» TASKS TO PERFORM:
1. Extract the passage of the Orient Paper note between "Orient Paper & Industries Limited" and "of Cement Shares...", inclusive.
2. What potential upside does the Orient Paper note give for the stock?
3. Carry the Orient Paper note forward from its last sentence.

Sunday, June 10, 2012

Orient Paper & Industries Limited

Feel that demerger of Orient Paper & Industries Ltd's cement unit as a separate unit has given an excellent opportunity for investors to garner the stock pre de-merger to get the benefit of Cement Shares...

Views of Networth Stock Broking on Orient Paper...

Orient Paper & Industries Ltd
Value unlocking through restructuring
CMP : 56 (Potential upside 94%)

A diversified company from CK Birla group stable, Orient Paper (OPIL) is engaged in the manufacturing of cement (5MTPA, 50MW CPP), paper and electrical appliances. OPIL is set to demerge its cement business to focus better in this growing sector and aggressively ramp up its product offerings and distribution network in its electrical appliance (EAP) business which along with paper business are to be hived off to a separate entity. OPIL is one of leading fans player in domestic market with good brand value and is one of the largest exporter of fans. The stock, pre-demerger stage, is providing an opportunity to investors to directly participate in a pure-play cement company, available at huge discount to the fair value. We expect post demerger, the cement valuation discount to the benchmark is set to narrow. The Company could consider selling the ailing paper business in future, which will help pursue in its core activities.

» ENTRIES SHOWN:

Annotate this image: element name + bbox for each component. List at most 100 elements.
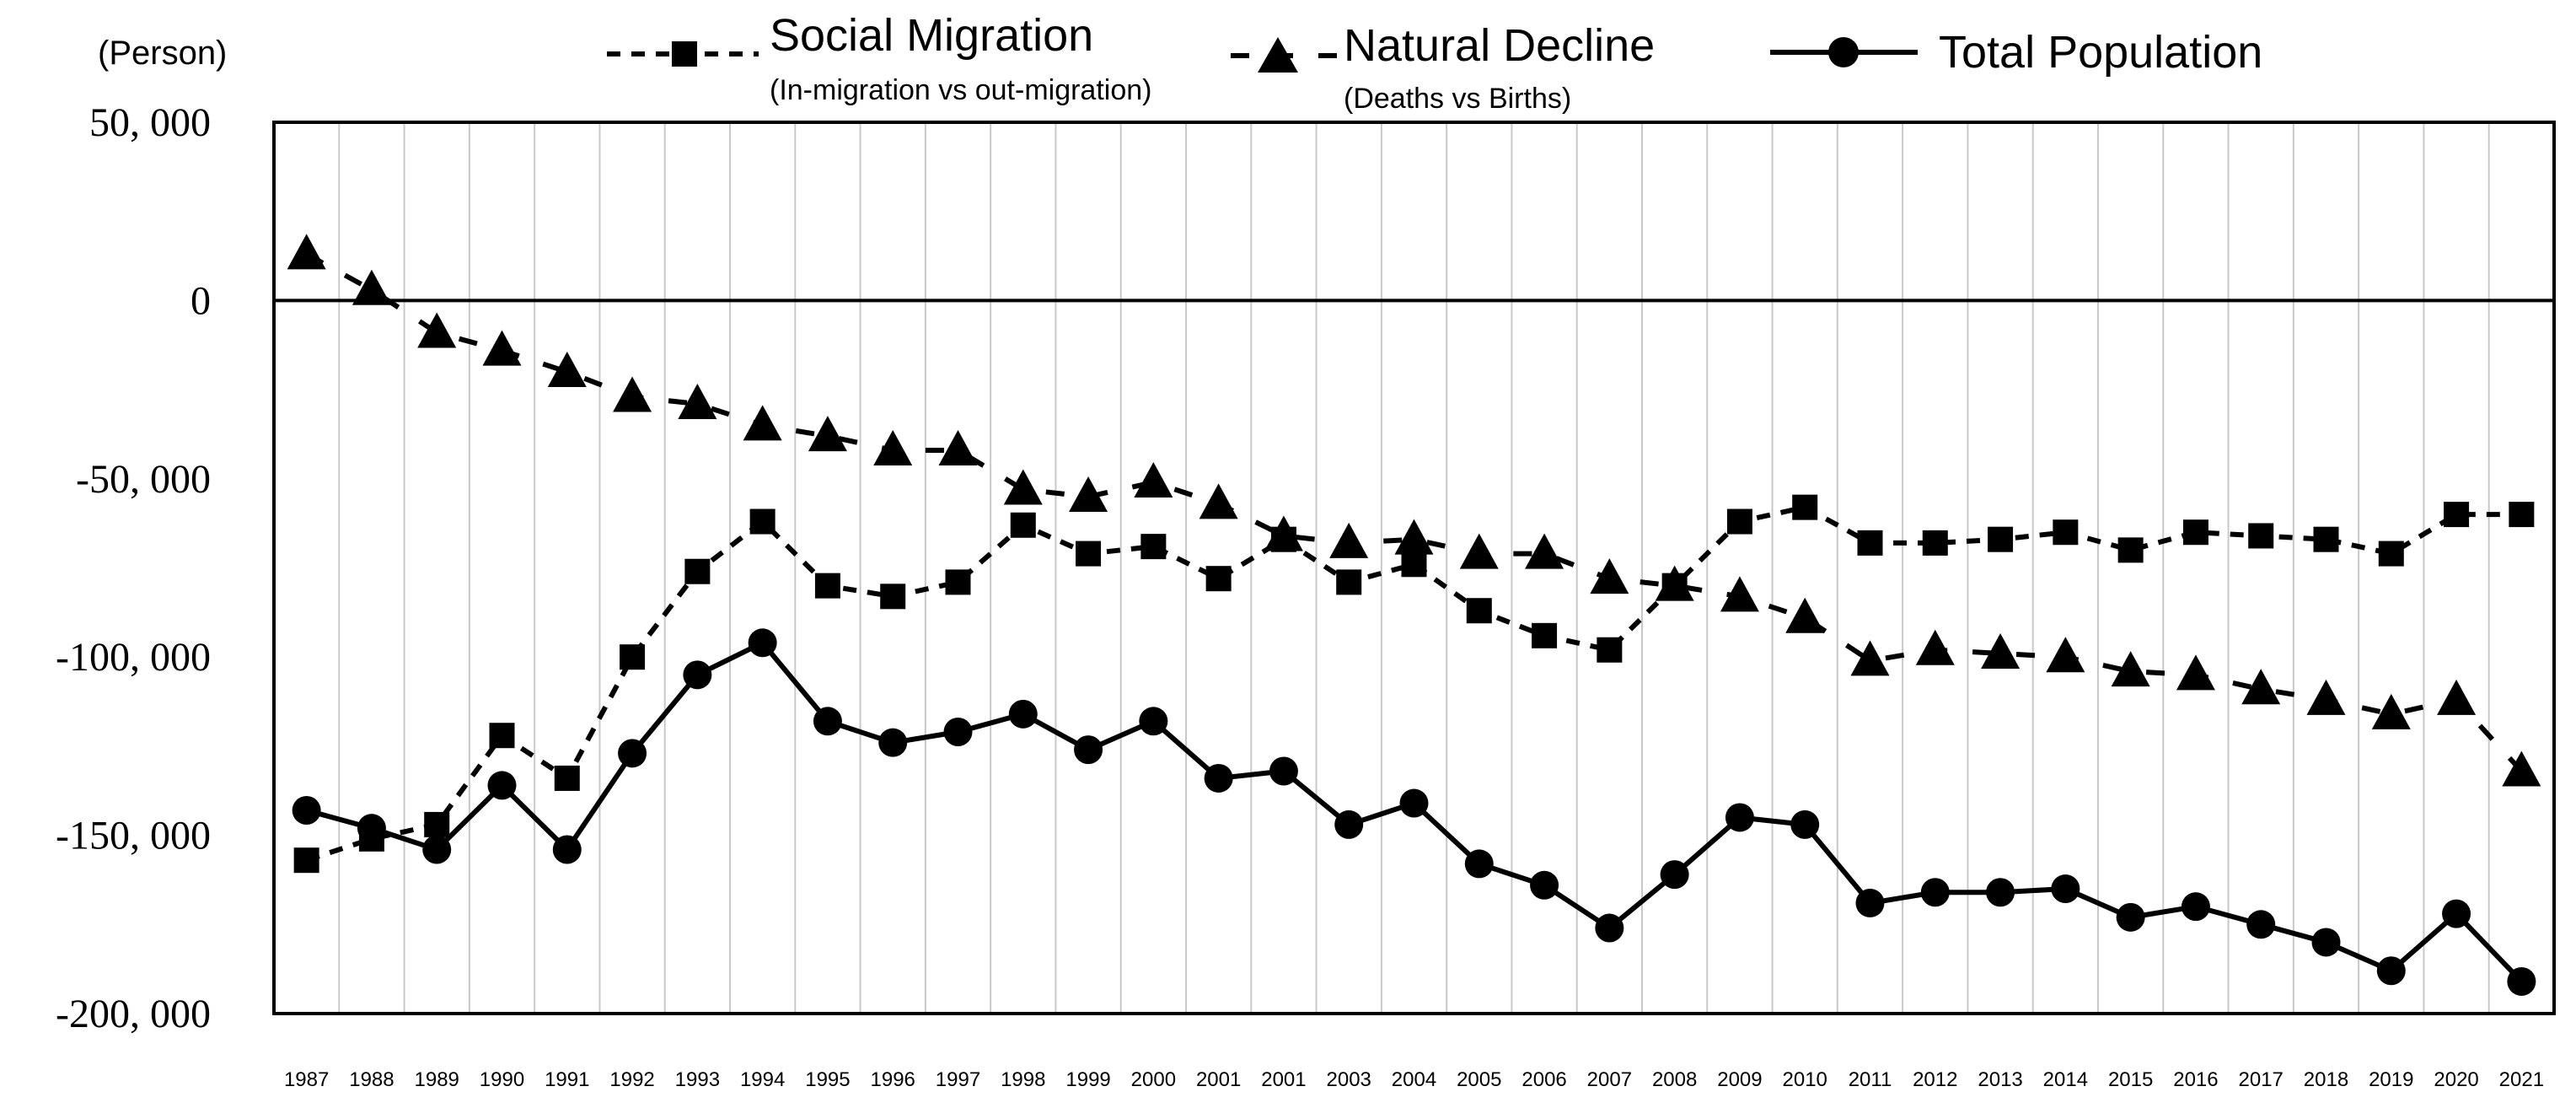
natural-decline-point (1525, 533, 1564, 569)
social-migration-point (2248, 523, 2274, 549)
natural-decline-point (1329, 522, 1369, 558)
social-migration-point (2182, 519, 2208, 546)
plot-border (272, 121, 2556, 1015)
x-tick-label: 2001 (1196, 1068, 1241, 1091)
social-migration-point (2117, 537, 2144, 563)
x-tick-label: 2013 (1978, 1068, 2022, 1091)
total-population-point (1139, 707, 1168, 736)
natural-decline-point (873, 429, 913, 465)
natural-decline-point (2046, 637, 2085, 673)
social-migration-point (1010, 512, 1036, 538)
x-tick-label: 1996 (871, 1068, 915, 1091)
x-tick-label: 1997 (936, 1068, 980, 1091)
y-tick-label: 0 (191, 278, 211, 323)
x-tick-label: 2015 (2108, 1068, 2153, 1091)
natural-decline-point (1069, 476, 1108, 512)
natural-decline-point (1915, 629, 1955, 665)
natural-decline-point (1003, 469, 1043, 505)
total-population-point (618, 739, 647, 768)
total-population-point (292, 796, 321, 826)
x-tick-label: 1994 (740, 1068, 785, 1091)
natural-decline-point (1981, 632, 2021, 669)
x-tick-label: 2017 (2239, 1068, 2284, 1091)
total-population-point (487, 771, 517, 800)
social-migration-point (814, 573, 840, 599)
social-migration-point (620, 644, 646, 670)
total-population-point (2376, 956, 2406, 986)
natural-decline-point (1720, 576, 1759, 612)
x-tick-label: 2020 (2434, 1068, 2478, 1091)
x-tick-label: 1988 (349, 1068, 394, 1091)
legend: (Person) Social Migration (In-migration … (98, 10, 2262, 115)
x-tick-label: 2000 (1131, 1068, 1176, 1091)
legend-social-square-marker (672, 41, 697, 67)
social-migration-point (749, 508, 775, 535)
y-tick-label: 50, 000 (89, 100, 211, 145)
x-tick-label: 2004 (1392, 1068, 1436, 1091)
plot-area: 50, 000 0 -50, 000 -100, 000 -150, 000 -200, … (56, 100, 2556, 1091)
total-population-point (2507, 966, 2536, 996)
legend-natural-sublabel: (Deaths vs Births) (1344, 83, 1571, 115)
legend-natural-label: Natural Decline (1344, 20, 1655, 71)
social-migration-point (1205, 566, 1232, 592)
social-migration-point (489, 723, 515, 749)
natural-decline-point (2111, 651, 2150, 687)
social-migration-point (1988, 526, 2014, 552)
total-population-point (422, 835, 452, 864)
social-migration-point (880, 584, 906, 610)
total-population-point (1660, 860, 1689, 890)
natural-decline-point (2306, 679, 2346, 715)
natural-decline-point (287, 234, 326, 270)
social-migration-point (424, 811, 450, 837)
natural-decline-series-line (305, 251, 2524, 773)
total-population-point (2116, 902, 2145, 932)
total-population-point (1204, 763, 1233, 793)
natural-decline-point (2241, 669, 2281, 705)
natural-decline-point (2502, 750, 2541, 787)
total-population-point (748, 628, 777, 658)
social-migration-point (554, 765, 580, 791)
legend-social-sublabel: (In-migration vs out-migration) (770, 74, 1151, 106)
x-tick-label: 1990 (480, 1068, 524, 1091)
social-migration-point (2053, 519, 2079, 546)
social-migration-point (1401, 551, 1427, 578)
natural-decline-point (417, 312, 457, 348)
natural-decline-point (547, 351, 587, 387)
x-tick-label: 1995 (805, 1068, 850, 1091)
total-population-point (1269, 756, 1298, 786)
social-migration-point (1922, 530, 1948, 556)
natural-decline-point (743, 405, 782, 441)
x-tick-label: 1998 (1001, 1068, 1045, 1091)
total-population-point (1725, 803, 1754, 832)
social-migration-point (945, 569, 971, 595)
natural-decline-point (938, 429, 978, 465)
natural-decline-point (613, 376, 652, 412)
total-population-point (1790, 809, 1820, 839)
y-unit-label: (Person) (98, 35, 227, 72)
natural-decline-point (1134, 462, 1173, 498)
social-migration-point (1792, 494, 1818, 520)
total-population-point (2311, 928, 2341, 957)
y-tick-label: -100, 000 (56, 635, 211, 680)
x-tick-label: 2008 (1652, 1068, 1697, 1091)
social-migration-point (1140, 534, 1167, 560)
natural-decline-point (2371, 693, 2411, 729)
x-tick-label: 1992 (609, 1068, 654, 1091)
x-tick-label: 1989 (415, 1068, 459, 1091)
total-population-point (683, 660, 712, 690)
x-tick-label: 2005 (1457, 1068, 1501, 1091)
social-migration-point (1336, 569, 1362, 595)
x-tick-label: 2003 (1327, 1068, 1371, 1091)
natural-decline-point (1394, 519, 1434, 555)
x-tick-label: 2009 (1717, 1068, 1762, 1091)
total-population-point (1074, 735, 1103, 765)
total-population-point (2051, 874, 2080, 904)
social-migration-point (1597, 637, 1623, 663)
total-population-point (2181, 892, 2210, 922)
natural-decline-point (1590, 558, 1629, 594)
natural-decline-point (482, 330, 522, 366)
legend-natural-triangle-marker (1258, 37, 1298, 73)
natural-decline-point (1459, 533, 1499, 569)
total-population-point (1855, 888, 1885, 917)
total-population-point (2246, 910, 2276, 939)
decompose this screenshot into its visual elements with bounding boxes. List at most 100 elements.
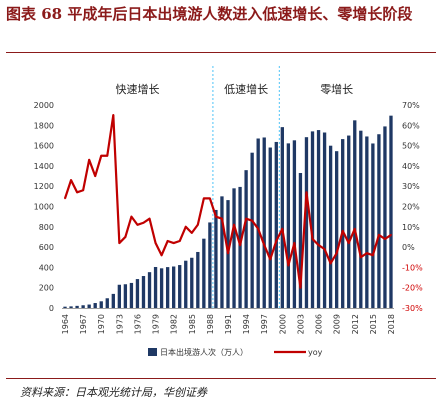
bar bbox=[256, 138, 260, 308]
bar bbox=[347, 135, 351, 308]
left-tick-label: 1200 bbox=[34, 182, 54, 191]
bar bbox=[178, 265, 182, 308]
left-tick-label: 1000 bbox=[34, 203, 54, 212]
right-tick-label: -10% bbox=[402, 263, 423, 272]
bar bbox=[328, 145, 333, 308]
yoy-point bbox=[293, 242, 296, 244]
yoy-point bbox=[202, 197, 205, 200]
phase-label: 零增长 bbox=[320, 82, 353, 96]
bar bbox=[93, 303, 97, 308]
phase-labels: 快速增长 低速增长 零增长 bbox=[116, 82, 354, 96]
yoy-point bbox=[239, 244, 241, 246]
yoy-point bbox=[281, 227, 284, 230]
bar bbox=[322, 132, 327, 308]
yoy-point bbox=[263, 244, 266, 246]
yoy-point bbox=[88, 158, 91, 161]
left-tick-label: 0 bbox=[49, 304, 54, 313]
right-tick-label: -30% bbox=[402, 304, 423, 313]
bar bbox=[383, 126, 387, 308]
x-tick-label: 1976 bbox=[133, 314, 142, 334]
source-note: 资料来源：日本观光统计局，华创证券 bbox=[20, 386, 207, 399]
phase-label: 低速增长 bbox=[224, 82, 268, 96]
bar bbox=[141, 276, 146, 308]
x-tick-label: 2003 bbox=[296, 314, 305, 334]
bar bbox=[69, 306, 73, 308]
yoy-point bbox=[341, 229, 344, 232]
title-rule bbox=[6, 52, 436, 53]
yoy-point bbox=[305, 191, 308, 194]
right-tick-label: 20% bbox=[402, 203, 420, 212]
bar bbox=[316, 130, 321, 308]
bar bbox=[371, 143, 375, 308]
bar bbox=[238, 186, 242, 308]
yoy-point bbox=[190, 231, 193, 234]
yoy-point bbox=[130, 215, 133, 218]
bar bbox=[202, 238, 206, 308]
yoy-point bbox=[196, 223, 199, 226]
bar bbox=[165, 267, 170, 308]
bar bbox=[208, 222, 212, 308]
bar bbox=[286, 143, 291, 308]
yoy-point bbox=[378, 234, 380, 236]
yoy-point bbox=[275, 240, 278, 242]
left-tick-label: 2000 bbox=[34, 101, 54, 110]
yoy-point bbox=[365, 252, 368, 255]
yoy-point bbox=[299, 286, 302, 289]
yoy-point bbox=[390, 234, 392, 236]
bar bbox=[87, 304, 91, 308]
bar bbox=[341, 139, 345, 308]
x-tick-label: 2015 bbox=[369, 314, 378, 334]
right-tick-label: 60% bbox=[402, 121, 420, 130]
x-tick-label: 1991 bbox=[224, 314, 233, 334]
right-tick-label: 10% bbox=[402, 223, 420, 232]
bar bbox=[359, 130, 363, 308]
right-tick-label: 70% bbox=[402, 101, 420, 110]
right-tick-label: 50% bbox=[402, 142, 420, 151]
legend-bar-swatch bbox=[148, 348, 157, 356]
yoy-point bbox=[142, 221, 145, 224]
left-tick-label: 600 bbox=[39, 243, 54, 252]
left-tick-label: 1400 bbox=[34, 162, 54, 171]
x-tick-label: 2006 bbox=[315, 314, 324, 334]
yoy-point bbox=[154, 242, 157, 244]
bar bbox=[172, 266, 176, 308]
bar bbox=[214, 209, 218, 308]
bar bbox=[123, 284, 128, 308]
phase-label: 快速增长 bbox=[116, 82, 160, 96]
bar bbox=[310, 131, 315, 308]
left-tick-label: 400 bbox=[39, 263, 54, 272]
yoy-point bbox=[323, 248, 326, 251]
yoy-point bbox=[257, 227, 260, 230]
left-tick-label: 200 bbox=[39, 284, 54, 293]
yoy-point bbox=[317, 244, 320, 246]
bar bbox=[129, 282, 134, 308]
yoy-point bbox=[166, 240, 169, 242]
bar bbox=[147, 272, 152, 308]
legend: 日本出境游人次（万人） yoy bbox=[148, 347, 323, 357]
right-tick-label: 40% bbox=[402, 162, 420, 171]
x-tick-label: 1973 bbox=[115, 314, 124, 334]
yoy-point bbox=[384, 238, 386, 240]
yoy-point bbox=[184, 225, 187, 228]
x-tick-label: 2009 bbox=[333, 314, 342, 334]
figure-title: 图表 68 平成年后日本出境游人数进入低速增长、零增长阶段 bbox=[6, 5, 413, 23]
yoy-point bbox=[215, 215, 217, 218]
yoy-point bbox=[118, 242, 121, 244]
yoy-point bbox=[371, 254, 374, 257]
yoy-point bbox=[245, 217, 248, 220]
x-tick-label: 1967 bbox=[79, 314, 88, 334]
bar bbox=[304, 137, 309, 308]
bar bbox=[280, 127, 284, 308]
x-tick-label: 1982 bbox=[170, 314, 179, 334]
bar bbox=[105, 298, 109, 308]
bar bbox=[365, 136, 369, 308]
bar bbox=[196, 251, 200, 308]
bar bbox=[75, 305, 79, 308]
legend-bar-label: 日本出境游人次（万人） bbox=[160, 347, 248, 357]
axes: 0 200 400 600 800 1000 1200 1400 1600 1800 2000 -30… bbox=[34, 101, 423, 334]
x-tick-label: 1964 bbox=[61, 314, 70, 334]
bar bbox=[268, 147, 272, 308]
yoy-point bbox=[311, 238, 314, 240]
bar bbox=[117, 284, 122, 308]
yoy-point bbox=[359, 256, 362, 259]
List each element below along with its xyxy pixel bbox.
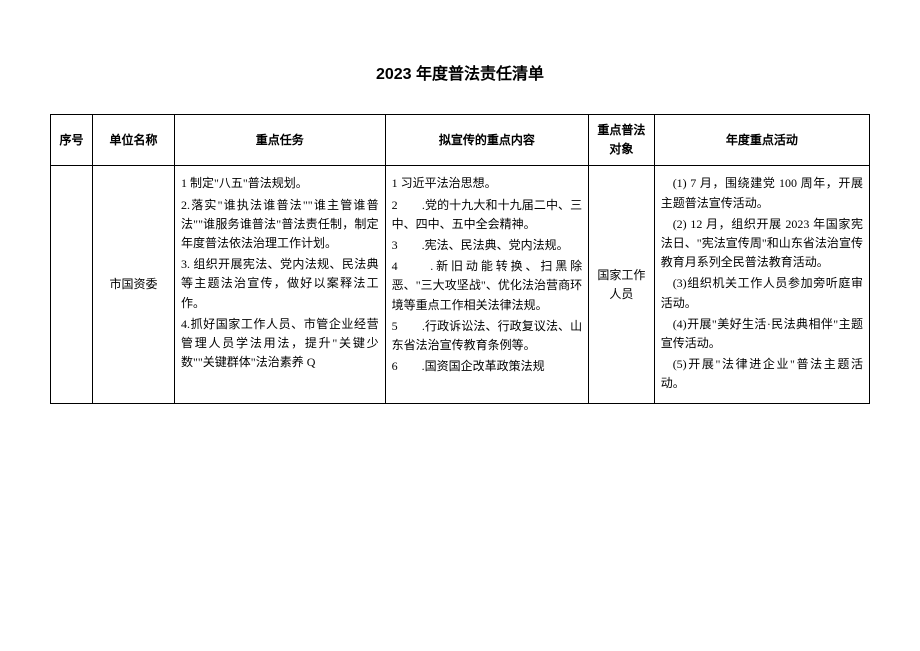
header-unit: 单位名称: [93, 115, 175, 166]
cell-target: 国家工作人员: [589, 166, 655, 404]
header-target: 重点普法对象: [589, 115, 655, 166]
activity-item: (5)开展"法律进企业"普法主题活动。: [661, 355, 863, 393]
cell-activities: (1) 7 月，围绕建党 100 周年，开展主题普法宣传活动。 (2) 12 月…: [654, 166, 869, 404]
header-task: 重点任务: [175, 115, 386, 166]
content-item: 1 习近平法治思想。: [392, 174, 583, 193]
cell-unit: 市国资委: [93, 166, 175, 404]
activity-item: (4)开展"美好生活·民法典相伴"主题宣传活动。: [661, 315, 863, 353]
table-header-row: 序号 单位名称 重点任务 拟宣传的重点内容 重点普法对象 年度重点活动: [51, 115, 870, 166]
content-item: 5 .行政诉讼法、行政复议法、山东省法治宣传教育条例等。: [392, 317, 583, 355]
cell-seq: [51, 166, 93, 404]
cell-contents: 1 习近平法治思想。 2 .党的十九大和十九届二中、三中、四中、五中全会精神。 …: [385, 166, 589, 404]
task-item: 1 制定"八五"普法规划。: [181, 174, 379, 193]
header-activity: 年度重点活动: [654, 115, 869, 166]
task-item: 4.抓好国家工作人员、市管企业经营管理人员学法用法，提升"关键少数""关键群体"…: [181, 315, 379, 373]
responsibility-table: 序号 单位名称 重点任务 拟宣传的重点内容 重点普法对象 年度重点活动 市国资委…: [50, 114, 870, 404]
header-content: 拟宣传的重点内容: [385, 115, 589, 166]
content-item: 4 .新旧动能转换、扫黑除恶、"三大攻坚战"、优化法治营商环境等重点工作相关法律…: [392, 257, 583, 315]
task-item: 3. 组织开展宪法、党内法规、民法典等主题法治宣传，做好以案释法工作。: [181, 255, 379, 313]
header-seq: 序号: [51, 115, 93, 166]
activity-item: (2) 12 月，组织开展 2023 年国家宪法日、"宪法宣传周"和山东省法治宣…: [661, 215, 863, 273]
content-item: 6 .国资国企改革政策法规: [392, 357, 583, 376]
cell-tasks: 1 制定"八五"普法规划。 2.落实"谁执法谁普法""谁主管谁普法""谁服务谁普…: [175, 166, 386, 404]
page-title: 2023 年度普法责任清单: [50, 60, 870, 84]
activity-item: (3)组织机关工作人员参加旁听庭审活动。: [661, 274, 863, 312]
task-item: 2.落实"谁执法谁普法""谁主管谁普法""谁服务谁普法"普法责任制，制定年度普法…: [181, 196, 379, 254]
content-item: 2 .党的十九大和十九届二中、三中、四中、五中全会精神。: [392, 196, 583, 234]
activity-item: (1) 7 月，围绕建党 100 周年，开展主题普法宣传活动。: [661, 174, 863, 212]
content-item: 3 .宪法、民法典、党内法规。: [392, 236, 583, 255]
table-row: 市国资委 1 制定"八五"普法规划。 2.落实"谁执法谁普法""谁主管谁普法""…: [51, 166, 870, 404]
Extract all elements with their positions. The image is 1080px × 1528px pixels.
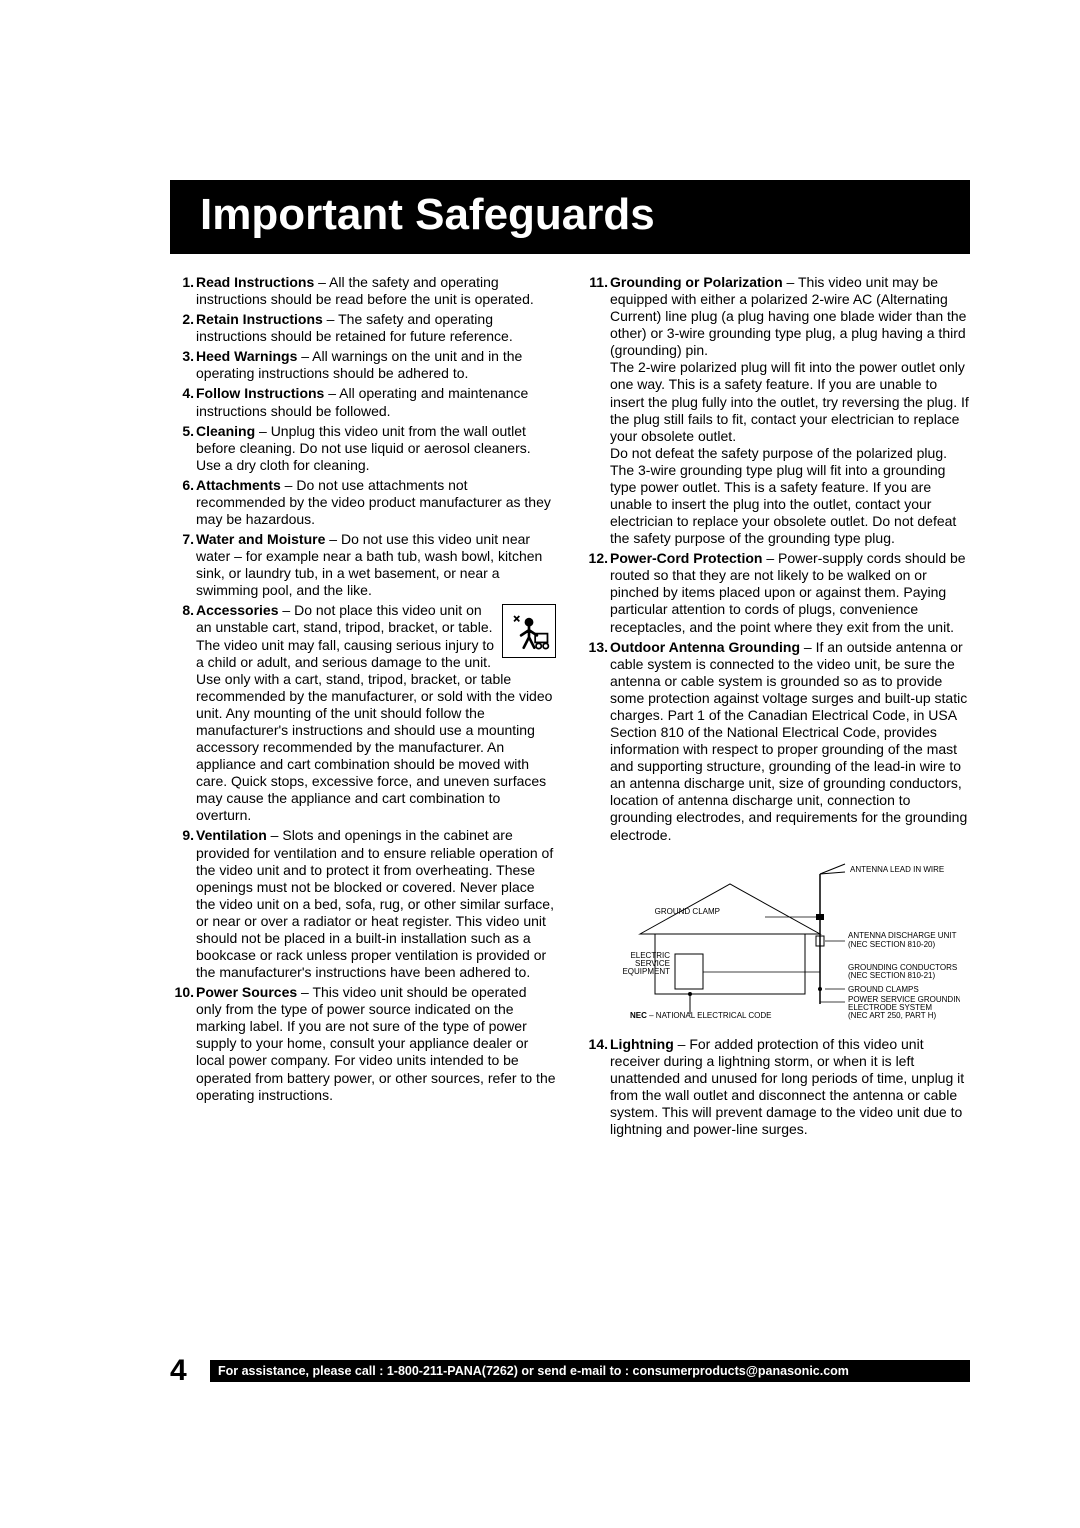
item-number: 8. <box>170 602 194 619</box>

» PER-TASK ANSWERS:
1.
Orient Paper & Industries Limited

Feel that demerger of Orient Paper & Industries Ltd's cement unit as a separate unit has given an excellent opportunity for investors to garner the stock pre de-merger to get the benefit of Cement Shares...

2. 94%

3.
  •  Efficient cement business the main value driver: Cement unit, contributing 56% to the revenue stream, has been one of the most efficient one in the industry with FY12 operating EBIDTA/t at Rs1,171. OPIL has tight leash on its cost, stemming primarily from proximity to RM sources and strategic markets.
  • 60% cement capacity ramp-up w/o equity dilution: The on-going Rs17.2bn cement capex (3MTPA) at Gulbarga, to be operational from FY15e to aid it consolidate its position in the southern market, where we expect the lull in business activity to fade post new govt formation at Center. The unit is being funded largely thru internal accruals and debt, will be an earnings accretive venture.
  • Robust book to aid leverage for growth: Lower gearing (0.28) and higher Cash/Debt offers higher mileage in future leveraging at lower cost to pursue its organic/inorganic growth plan.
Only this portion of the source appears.